● What needs to be done: In the material below, find every line with "summary" and pull it out.

● Recorded information:
--------------------
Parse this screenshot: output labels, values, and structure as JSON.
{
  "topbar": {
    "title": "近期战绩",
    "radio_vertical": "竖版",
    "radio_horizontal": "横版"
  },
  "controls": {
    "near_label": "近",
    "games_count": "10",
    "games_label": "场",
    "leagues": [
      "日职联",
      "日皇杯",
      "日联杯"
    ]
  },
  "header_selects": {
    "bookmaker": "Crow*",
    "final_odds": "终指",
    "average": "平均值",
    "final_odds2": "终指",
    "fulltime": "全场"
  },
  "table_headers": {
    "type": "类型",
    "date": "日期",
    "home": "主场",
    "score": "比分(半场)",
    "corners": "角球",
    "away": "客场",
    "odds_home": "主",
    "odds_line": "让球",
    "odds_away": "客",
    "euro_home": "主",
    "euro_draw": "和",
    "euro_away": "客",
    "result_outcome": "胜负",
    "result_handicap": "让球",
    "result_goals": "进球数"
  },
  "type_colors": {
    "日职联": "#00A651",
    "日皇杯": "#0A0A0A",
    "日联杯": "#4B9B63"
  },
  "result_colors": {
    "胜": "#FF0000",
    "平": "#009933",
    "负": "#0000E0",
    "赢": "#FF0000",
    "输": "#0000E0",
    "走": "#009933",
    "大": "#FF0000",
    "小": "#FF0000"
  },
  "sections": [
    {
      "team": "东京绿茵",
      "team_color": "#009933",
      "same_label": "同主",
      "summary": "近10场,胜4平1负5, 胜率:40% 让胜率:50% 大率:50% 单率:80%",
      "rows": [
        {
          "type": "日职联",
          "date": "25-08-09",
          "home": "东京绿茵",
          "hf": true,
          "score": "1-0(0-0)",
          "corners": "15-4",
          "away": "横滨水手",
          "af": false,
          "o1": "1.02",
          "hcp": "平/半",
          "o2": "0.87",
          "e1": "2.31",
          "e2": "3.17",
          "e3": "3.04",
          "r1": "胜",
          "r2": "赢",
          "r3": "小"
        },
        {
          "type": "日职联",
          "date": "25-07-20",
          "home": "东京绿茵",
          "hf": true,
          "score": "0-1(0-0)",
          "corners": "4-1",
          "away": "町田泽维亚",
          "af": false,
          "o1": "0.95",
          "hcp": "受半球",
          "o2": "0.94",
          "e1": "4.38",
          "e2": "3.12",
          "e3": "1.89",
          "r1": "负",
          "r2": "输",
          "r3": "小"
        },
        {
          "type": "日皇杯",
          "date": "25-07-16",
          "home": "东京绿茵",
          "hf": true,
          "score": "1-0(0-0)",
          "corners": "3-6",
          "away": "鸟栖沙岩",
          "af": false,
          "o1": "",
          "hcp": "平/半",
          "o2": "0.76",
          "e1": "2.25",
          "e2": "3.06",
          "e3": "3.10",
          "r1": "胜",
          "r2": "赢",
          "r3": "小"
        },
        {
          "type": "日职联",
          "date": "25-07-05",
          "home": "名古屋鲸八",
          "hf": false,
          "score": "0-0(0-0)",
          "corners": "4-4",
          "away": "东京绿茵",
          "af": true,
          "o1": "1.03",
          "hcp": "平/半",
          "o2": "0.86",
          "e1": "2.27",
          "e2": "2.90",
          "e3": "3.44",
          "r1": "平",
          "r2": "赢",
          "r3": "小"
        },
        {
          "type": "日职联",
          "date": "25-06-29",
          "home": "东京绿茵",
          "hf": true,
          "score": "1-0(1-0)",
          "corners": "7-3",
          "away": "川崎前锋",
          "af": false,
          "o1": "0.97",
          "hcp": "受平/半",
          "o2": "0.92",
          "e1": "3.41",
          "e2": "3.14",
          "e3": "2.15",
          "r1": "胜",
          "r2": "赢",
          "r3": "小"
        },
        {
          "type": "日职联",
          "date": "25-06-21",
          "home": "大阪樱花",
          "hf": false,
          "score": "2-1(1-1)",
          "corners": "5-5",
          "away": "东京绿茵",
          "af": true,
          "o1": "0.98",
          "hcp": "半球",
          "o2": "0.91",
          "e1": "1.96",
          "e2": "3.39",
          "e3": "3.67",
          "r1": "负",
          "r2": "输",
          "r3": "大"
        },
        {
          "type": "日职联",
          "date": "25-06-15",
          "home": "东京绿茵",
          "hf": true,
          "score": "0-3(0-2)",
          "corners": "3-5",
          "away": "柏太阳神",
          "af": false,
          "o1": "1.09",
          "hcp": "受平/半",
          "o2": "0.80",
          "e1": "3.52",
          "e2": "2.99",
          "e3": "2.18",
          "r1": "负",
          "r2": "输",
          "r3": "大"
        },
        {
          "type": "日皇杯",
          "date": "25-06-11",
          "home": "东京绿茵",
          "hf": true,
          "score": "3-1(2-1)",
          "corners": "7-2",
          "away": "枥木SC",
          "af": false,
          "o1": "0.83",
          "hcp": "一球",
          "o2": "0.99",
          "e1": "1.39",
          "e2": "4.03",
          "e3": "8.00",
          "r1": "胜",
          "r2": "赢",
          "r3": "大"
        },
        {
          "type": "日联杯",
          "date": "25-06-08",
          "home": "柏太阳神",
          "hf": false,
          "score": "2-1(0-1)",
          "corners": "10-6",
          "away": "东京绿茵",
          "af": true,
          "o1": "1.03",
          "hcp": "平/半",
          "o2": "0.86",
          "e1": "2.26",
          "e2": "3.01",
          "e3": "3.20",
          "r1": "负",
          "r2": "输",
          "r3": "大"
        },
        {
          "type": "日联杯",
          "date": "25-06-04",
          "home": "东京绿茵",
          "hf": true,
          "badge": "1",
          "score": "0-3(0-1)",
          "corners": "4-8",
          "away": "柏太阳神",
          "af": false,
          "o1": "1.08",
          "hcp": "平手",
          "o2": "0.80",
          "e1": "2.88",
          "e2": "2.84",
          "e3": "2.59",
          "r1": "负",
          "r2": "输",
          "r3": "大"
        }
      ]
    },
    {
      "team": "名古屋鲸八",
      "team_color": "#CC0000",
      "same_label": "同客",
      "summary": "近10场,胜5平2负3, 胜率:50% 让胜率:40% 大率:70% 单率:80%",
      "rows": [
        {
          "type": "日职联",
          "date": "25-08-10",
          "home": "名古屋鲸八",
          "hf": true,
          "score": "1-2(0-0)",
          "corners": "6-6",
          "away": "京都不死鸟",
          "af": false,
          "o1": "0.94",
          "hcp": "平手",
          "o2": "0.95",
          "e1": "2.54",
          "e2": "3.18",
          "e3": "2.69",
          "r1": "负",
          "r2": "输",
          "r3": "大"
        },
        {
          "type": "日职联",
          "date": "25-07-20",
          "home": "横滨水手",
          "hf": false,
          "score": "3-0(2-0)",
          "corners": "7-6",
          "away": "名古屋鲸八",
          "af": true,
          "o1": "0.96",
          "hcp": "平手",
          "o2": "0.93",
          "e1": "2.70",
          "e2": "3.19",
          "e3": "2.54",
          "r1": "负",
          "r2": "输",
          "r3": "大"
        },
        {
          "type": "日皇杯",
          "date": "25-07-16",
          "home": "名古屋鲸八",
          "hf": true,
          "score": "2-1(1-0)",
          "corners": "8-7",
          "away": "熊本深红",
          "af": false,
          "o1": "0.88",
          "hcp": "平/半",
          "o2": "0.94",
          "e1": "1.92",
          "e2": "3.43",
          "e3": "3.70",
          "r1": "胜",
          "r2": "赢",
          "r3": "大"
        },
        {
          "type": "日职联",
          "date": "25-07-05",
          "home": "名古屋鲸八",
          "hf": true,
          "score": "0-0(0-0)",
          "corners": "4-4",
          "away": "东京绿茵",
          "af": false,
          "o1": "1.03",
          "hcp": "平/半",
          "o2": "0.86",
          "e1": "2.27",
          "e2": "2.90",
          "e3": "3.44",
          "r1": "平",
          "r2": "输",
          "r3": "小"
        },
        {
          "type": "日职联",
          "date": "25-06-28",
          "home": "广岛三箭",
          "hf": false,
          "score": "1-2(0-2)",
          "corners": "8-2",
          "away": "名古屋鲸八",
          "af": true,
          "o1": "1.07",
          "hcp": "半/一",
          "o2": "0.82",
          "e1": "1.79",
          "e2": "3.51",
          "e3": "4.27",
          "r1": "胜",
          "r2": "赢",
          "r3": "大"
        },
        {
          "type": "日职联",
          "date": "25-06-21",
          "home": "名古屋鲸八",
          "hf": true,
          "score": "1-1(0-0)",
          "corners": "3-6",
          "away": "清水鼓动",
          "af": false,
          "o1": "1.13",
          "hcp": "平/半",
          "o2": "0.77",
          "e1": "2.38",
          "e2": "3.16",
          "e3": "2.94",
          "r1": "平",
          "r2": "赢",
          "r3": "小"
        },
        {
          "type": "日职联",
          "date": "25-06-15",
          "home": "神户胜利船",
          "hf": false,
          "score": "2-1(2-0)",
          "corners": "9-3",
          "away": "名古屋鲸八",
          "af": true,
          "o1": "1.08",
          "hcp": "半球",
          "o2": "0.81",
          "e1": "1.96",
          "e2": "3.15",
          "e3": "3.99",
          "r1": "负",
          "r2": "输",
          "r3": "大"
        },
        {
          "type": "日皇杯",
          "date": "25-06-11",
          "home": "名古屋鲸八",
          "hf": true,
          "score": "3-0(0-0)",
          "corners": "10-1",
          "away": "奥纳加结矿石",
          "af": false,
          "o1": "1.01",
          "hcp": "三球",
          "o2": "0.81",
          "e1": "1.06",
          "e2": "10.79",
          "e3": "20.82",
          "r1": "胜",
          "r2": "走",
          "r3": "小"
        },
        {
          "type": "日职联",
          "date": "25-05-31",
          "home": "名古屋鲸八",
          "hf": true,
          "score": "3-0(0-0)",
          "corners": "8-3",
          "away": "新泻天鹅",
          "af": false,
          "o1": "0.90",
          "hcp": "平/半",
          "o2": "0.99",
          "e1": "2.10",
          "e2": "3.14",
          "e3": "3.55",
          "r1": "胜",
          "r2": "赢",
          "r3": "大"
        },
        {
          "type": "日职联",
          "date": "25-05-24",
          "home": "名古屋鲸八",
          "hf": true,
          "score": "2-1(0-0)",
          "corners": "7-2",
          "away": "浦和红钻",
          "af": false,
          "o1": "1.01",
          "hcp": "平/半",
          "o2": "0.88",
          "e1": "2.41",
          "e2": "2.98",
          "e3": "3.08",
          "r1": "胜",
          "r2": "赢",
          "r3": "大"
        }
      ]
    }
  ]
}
--------------------
● Written answer:
      "summary": "近10场,胜4平1负5, 胜率:40% 让胜率:50% 大率:50% 单率:80%",
      "summary": "近10场,胜5平2负3, 胜率:50% 让胜率:40% 大率:70% 单率:80%",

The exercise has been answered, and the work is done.